— start Input —
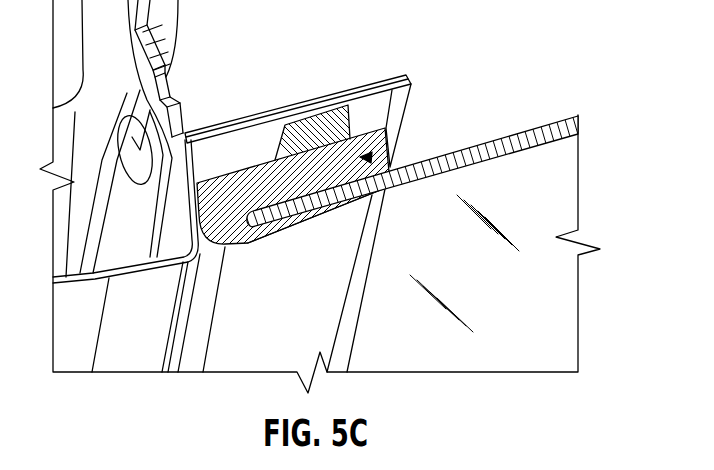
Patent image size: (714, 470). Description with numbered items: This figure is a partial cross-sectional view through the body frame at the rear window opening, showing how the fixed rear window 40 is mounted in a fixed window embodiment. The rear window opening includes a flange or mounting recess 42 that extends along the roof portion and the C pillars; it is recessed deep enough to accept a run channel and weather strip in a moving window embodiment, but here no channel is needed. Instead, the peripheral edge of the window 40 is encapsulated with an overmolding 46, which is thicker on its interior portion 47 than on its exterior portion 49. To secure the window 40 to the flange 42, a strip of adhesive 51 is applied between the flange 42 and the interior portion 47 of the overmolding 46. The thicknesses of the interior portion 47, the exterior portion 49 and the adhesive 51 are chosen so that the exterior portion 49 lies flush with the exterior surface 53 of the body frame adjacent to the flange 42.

The fixed rear window 40 is at (514, 186).
The flange or mounting recess 42 is at (386, 110).
The overmolding 46 is at (403, 115).
The interior portion 47 is at (252, 188).
The exterior portion 49 is at (291, 228).
The adhesive 51 is at (315, 137).
The exterior surface 53 is at (147, 312).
— end Input —
-- What this task involves --
Reproduce every line of the records above word for word, leaving out the pictures.

-- Correct answer --
Patent image size: (714, 470). Description with numbered items: This figure is a partial cross-sectional view through the body frame at the rear window opening, showing how the fixed rear window 40 is mounted in a fixed window embodiment. The rear window opening includes a flange or mounting recess 42 that extends along the roof portion and the C pillars; it is recessed deep enough to accept a run channel and weather strip in a moving window embodiment, but here no channel is needed. Instead, the peripheral edge of the window 40 is encapsulated with an overmolding 46, which is thicker on its interior portion 47 than on its exterior portion 49. To secure the window 40 to the flange 42, a strip of adhesive 51 is applied between the flange 42 and the interior portion 47 of the overmolding 46. The thicknesses of the interior portion 47, the exterior portion 49 and the adhesive 51 are chosen so that the exterior portion 49 lies flush with the exterior surface 53 of the body frame adjacent to the flange 42.

The fixed rear window 40 is at (514, 186).
The flange or mounting recess 42 is at (386, 110).
The overmolding 46 is at (403, 115).
The interior portion 47 is at (252, 188).
The exterior portion 49 is at (291, 228).
The adhesive 51 is at (315, 137).
The exterior surface 53 is at (147, 312).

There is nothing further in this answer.